------ DATA TO USE
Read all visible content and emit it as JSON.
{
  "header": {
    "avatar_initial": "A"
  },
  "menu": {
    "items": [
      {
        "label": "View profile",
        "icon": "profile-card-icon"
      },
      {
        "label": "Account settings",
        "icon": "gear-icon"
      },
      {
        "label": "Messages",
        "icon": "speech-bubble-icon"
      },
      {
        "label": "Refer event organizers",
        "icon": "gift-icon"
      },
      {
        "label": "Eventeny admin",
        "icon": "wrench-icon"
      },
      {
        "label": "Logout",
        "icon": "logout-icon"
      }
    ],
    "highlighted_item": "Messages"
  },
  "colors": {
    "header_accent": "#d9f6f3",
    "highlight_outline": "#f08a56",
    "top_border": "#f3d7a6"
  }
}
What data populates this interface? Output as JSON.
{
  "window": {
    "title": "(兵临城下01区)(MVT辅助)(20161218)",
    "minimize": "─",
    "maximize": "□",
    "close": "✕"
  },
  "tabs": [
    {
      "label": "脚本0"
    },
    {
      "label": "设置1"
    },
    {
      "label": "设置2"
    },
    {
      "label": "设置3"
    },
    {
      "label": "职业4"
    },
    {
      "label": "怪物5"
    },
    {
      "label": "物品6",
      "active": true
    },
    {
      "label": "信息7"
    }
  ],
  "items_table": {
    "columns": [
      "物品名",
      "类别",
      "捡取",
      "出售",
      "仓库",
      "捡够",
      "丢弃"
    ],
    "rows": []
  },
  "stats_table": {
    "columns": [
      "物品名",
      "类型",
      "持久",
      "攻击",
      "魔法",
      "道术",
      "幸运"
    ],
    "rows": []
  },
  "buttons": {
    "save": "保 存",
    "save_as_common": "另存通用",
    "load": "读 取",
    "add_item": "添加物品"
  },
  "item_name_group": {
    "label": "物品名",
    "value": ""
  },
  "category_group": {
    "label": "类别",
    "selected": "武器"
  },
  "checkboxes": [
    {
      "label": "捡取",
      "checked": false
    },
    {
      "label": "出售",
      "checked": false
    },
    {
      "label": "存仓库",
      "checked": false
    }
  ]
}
------------
### WHAT IS REQUIRED
Where a line in the material contains "Messages", copy that line.

### ANSWER TO THE TASK
        "label": "Messages",
    "highlighted_item": "Messages"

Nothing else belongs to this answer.